## [EXERCISE INPUT]
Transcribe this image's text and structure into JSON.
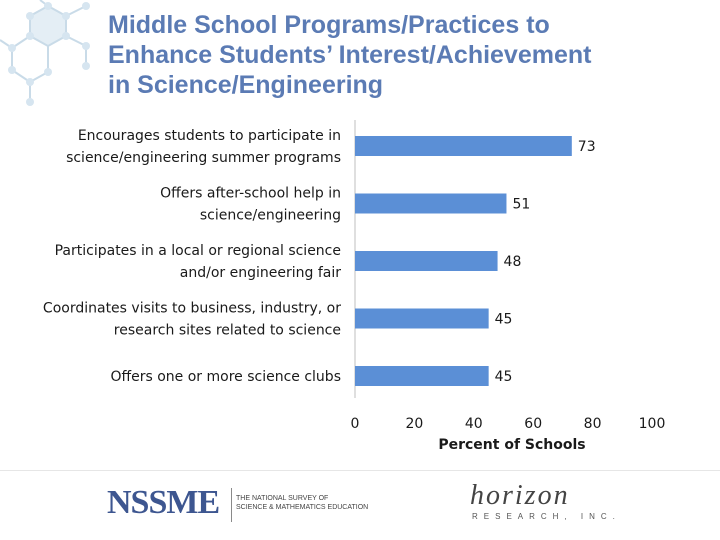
{
  "slide": {
    "title_lines": [
      "Middle School Programs/Practices to",
      "Enhance Students’ Interest/Achievement",
      "in Science/Engineering"
    ]
  },
  "chart_data": {
    "type": "bar",
    "orientation": "horizontal",
    "categories": [
      [
        "Encourages students to participate in",
        "science/engineering summer programs"
      ],
      [
        "Offers after-school help in",
        "science/engineering"
      ],
      [
        "Participates in a local or regional science",
        "and/or engineering fair"
      ],
      [
        "Coordinates visits to business, industry, or",
        "research sites related to science"
      ],
      [
        "Offers one or more science clubs"
      ]
    ],
    "values": [
      73,
      51,
      48,
      45,
      45
    ],
    "xlabel": "Percent of Schools",
    "xlim": [
      0,
      100
    ],
    "xticks": [
      0,
      20,
      40,
      60,
      80,
      100
    ],
    "bar_color": "#5b8fd6",
    "grid": false,
    "legend": "none"
  },
  "footer": {
    "left_logo_text": "NSSME",
    "left_logo_subtitle": [
      "THE NATIONAL SURVEY OF",
      "SCIENCE & MATHEMATICS EDUCATION"
    ],
    "right_logo_text": "horizon",
    "right_logo_subtitle": "RESEARCH, INC."
  },
  "colors": {
    "title": "#5b7bb4",
    "bar": "#5b8fd6"
  }
}
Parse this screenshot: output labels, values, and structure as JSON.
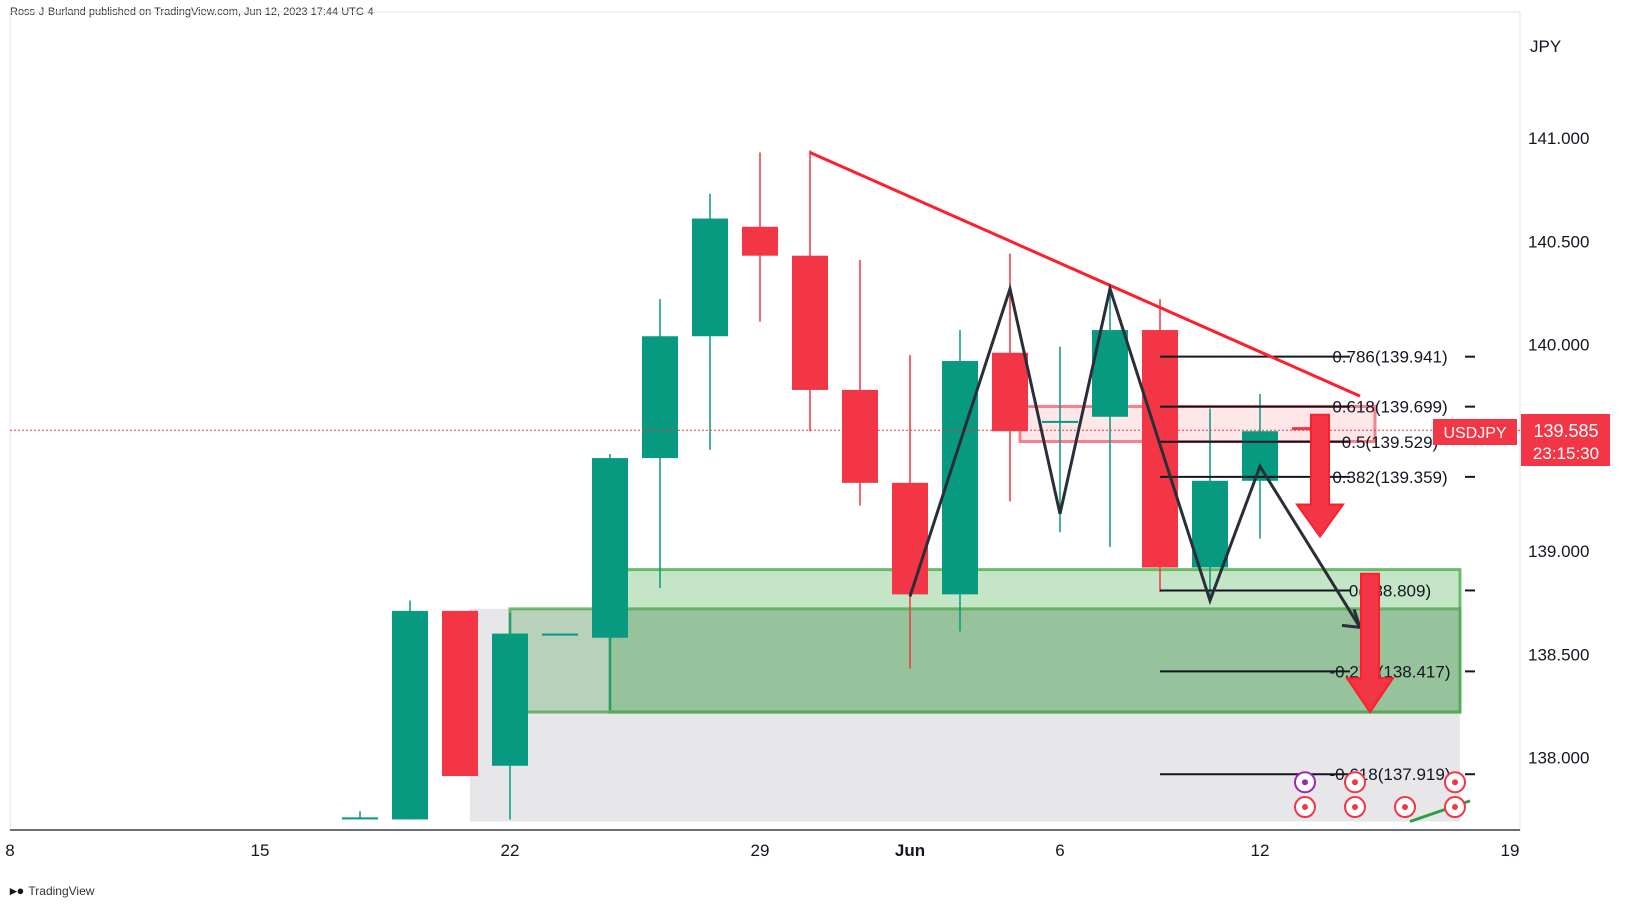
{
  "header": {
    "attribution": "Ross-J-Burland published on TradingView.com, Jun 12, 2023 17:44 UTC-4"
  },
  "footer": {
    "logo_text": "TradingView"
  },
  "chart_data": {
    "type": "candlestick",
    "symbol": "USDJPY",
    "currency_label": "JPY",
    "last_price": "139.585",
    "countdown": "23:15:30",
    "ylim": [
      137.69,
      141.5
    ],
    "x_ticks": [
      {
        "label": "8",
        "x": 0
      },
      {
        "label": "15",
        "x": 5
      },
      {
        "label": "22",
        "x": 10
      },
      {
        "label": "29",
        "x": 15
      },
      {
        "label": "Jun",
        "x": 18
      },
      {
        "label": "6",
        "x": 21
      },
      {
        "label": "12",
        "x": 25
      },
      {
        "label": "19",
        "x": 30
      }
    ],
    "y_ticks": [
      "141.000",
      "140.500",
      "140.000",
      "139.000",
      "138.500",
      "138.000"
    ],
    "y_tick_values": [
      141.0,
      140.5,
      140.0,
      139.0,
      138.5,
      138.0
    ],
    "colors": {
      "up": "#089981",
      "down": "#f23645",
      "trendline": "#ff1f2b",
      "zone": "#4caf50",
      "zigzag": "#2a2e39"
    },
    "candles": [
      {
        "x": 7,
        "o": 137.71,
        "h": 137.74,
        "l": 137.7,
        "c": 137.71
      },
      {
        "x": 8,
        "o": 137.7,
        "h": 138.76,
        "l": 137.7,
        "c": 138.71
      },
      {
        "x": 9,
        "o": 138.71,
        "h": 138.71,
        "l": 137.91,
        "c": 137.91
      },
      {
        "x": 10,
        "o": 137.96,
        "h": 138.7,
        "l": 137.7,
        "c": 138.6
      },
      {
        "x": 11,
        "o": 138.6,
        "h": 138.6,
        "l": 138.6,
        "c": 138.6
      },
      {
        "x": 12,
        "o": 138.58,
        "h": 139.47,
        "l": 138.23,
        "c": 139.45
      },
      {
        "x": 13,
        "o": 139.45,
        "h": 140.22,
        "l": 138.82,
        "c": 140.04
      },
      {
        "x": 14,
        "o": 140.04,
        "h": 140.73,
        "l": 139.49,
        "c": 140.61
      },
      {
        "x": 15,
        "o": 140.57,
        "h": 140.93,
        "l": 140.11,
        "c": 140.43
      },
      {
        "x": 16,
        "o": 140.43,
        "h": 140.94,
        "l": 139.58,
        "c": 139.78
      },
      {
        "x": 17,
        "o": 139.78,
        "h": 140.41,
        "l": 139.22,
        "c": 139.33
      },
      {
        "x": 18,
        "o": 139.33,
        "h": 139.95,
        "l": 138.43,
        "c": 138.79
      },
      {
        "x": 19,
        "o": 138.79,
        "h": 140.07,
        "l": 138.61,
        "c": 139.92
      },
      {
        "x": 20,
        "o": 139.96,
        "h": 140.44,
        "l": 139.24,
        "c": 139.58
      },
      {
        "x": 21,
        "o": 139.63,
        "h": 139.99,
        "l": 139.09,
        "c": 139.63
      },
      {
        "x": 22,
        "o": 139.65,
        "h": 140.28,
        "l": 139.02,
        "c": 140.07
      },
      {
        "x": 23,
        "o": 140.07,
        "h": 140.22,
        "l": 138.8,
        "c": 138.92
      },
      {
        "x": 24,
        "o": 138.92,
        "h": 139.69,
        "l": 138.78,
        "c": 139.34
      },
      {
        "x": 25,
        "o": 139.34,
        "h": 139.76,
        "l": 139.06,
        "c": 139.58
      },
      {
        "x": 26,
        "o": 139.6,
        "h": 139.6,
        "l": 139.58,
        "c": 139.585
      }
    ],
    "trendline": [
      {
        "x": 16,
        "y": 140.93
      },
      {
        "x": 27,
        "y": 139.75
      }
    ],
    "zigzag": [
      {
        "x": 18,
        "y": 138.78
      },
      {
        "x": 20,
        "y": 140.27
      },
      {
        "x": 21,
        "y": 139.18
      },
      {
        "x": 22,
        "y": 140.27
      },
      {
        "x": 24,
        "y": 138.76
      },
      {
        "x": 25,
        "y": 139.41
      },
      {
        "x": 27,
        "y": 138.63
      }
    ],
    "fib_levels": [
      {
        "label": "0.786(139.941)",
        "value": 139.941
      },
      {
        "label": "0.618(139.699)",
        "value": 139.699
      },
      {
        "label": "0.5(139.529)",
        "value": 139.529
      },
      {
        "label": "0.382(139.359)",
        "value": 139.359
      },
      {
        "label": "0(138.809)",
        "value": 138.809
      },
      {
        "label": "-0.272(138.417)",
        "value": 138.417
      },
      {
        "label": "-0.618(137.919)",
        "value": 137.919
      }
    ],
    "zones": [
      {
        "y_top": 138.91,
        "y_bottom": 138.22,
        "color": "green"
      },
      {
        "y_top": 138.72,
        "y_bottom": 138.22,
        "color": "green"
      },
      {
        "y_top": 138.72,
        "y_bottom": 137.69,
        "color": "grey"
      },
      {
        "y_top": 139.7,
        "y_bottom": 139.53,
        "color": "red"
      }
    ]
  }
}
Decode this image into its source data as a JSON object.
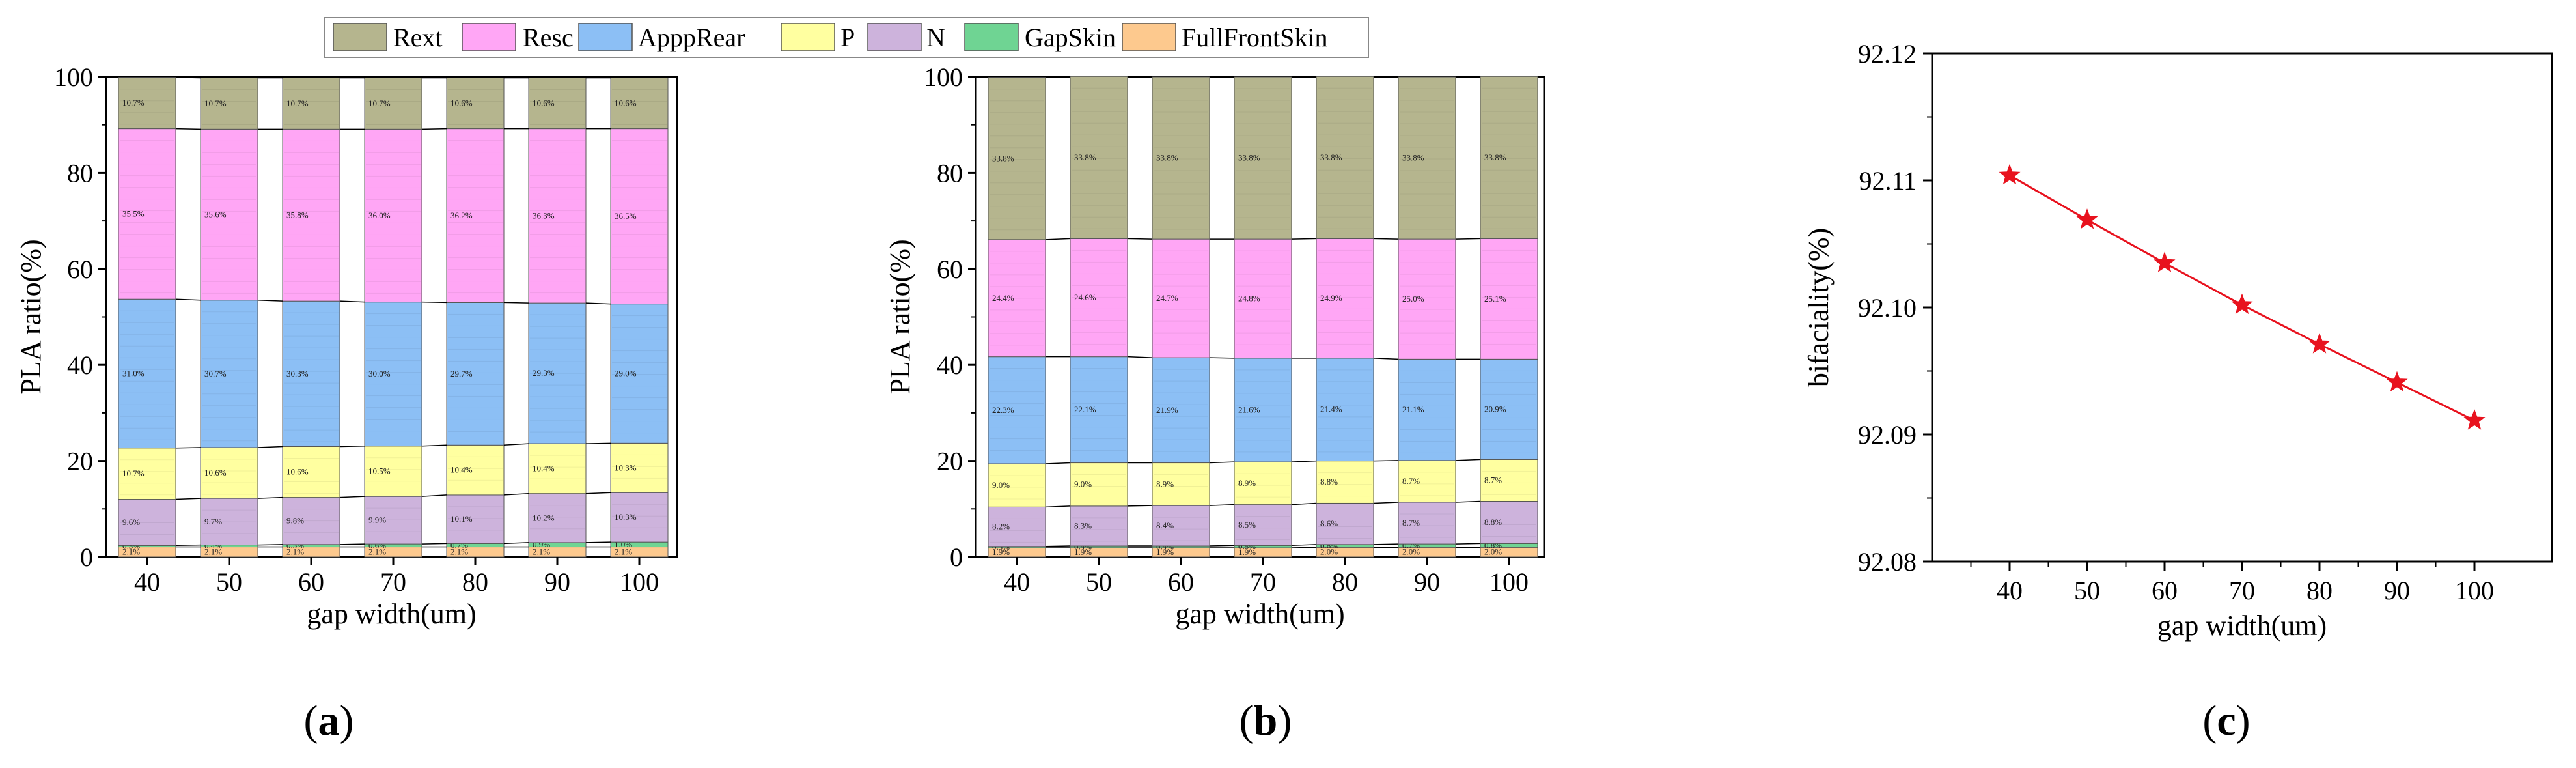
{
  "colors": {
    "Rext": "#B5B58E",
    "Resc": "#FFA6F5",
    "ApppRear": "#8CBFF5",
    "P": "#FFFFA0",
    "N": "#CDB3DC",
    "GapSkin": "#6FD493",
    "FullFrontSkin": "#FDC98E",
    "line": "#E8121E"
  },
  "legend": [
    "Rext",
    "Resc",
    "ApppRear",
    "P",
    "N",
    "GapSkin",
    "FullFrontSkin"
  ],
  "chart_data": [
    {
      "type": "bar",
      "stacked": true,
      "panel_label": "a",
      "title": "",
      "xlabel": "gap width(um)",
      "ylabel": "PLA ratio(%)",
      "ylim": [
        0,
        100
      ],
      "yticks": [
        "0",
        "20",
        "40",
        "60",
        "80",
        "100"
      ],
      "categories": [
        "40",
        "50",
        "60",
        "70",
        "80",
        "90",
        "100"
      ],
      "series": [
        {
          "name": "FullFrontSkin",
          "values": [
            2.1,
            2.1,
            2.1,
            2.1,
            2.1,
            2.1,
            2.1
          ],
          "labels": [
            "2.1%",
            "2.1%",
            "2.1%",
            "2.1%",
            "2.1%",
            "2.1%",
            "2.1%"
          ]
        },
        {
          "name": "GapSkin",
          "values": [
            0.3,
            0.4,
            0.5,
            0.6,
            0.7,
            0.9,
            1.0
          ],
          "labels": [
            "0.3%",
            "0.4%",
            "0.5%",
            "0.6%",
            "0.7%",
            "0.9%",
            "1.0%"
          ]
        },
        {
          "name": "N",
          "values": [
            9.6,
            9.7,
            9.8,
            9.9,
            10.1,
            10.2,
            10.3
          ],
          "labels": [
            "9.6%",
            "9.7%",
            "9.8%",
            "9.9%",
            "10.1%",
            "10.2%",
            "10.3%"
          ]
        },
        {
          "name": "P",
          "values": [
            10.7,
            10.6,
            10.6,
            10.5,
            10.4,
            10.4,
            10.3
          ],
          "labels": [
            "10.7%",
            "10.6%",
            "10.6%",
            "10.5%",
            "10.4%",
            "10.4%",
            "10.3%"
          ]
        },
        {
          "name": "ApppRear",
          "values": [
            31.0,
            30.7,
            30.3,
            30.0,
            29.7,
            29.3,
            29.0
          ],
          "labels": [
            "31.0%",
            "30.7%",
            "30.3%",
            "30.0%",
            "29.7%",
            "29.3%",
            "29.0%"
          ]
        },
        {
          "name": "Resc",
          "values": [
            35.5,
            35.6,
            35.8,
            36.0,
            36.2,
            36.3,
            36.5
          ],
          "labels": [
            "35.5%",
            "35.6%",
            "35.8%",
            "36.0%",
            "36.2%",
            "36.3%",
            "36.5%"
          ]
        },
        {
          "name": "Rext",
          "values": [
            10.7,
            10.7,
            10.7,
            10.7,
            10.6,
            10.6,
            10.6
          ],
          "labels": [
            "10.7%",
            "10.7%",
            "10.7%",
            "10.7%",
            "10.6%",
            "10.6%",
            "10.6%"
          ]
        }
      ]
    },
    {
      "type": "bar",
      "stacked": true,
      "panel_label": "b",
      "title": "",
      "xlabel": "gap width(um)",
      "ylabel": "PLA ratio(%)",
      "ylim": [
        0,
        100
      ],
      "yticks": [
        "0",
        "20",
        "40",
        "60",
        "80",
        "100"
      ],
      "categories": [
        "40",
        "50",
        "60",
        "70",
        "80",
        "90",
        "100"
      ],
      "series": [
        {
          "name": "FullFrontSkin",
          "values": [
            1.9,
            1.9,
            1.9,
            1.9,
            2.0,
            2.0,
            2.0
          ],
          "labels": [
            "1.9%",
            "1.9%",
            "1.9%",
            "1.9%",
            "2.0%",
            "2.0%",
            "2.0%"
          ]
        },
        {
          "name": "GapSkin",
          "values": [
            0.3,
            0.4,
            0.4,
            0.5,
            0.6,
            0.7,
            0.8
          ],
          "labels": [
            "0.3%",
            "0.4%",
            "0.4%",
            "0.5%",
            "0.6%",
            "0.7%",
            "0.8%"
          ]
        },
        {
          "name": "N",
          "values": [
            8.2,
            8.3,
            8.4,
            8.5,
            8.6,
            8.7,
            8.8
          ],
          "labels": [
            "8.2%",
            "8.3%",
            "8.4%",
            "8.5%",
            "8.6%",
            "8.7%",
            "8.8%"
          ]
        },
        {
          "name": "P",
          "values": [
            9.0,
            9.0,
            8.9,
            8.9,
            8.8,
            8.7,
            8.7
          ],
          "labels": [
            "9.0%",
            "9.0%",
            "8.9%",
            "8.9%",
            "8.8%",
            "8.7%",
            "8.7%"
          ]
        },
        {
          "name": "ApppRear",
          "values": [
            22.3,
            22.1,
            21.9,
            21.6,
            21.4,
            21.1,
            20.9
          ],
          "labels": [
            "22.3%",
            "22.1%",
            "21.9%",
            "21.6%",
            "21.4%",
            "21.1%",
            "20.9%"
          ]
        },
        {
          "name": "Resc",
          "values": [
            24.4,
            24.6,
            24.7,
            24.8,
            24.9,
            25.0,
            25.1
          ],
          "labels": [
            "24.4%",
            "24.6%",
            "24.7%",
            "24.8%",
            "24.9%",
            "25.0%",
            "25.1%"
          ]
        },
        {
          "name": "Rext",
          "values": [
            33.8,
            33.8,
            33.8,
            33.8,
            33.8,
            33.8,
            33.8
          ],
          "labels": [
            "33.8%",
            "33.8%",
            "33.8%",
            "33.8%",
            "33.8%",
            "33.8%",
            "33.8%"
          ]
        }
      ]
    },
    {
      "type": "line",
      "panel_label": "c",
      "title": "",
      "xlabel": "gap width(um)",
      "ylabel": "bifaciality(%)",
      "xlim": [
        30,
        110
      ],
      "ylim": [
        92.08,
        92.12
      ],
      "xticks": [
        "40",
        "50",
        "60",
        "70",
        "80",
        "90",
        "100"
      ],
      "yticks": [
        "92.08",
        "92.09",
        "92.10",
        "92.11",
        "92.12"
      ],
      "marker": "star",
      "series": [
        {
          "name": "bifaciality",
          "x": [
            40,
            50,
            60,
            70,
            80,
            90,
            100
          ],
          "y": [
            92.1104,
            92.1069,
            92.1035,
            92.1002,
            92.0971,
            92.0941,
            92.0911
          ]
        }
      ]
    }
  ]
}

## [WORK REQUIRED]
Tell how many lines of the data include the word "Resc", and nothing else.

## [RESULT FOR THIS TASK]
4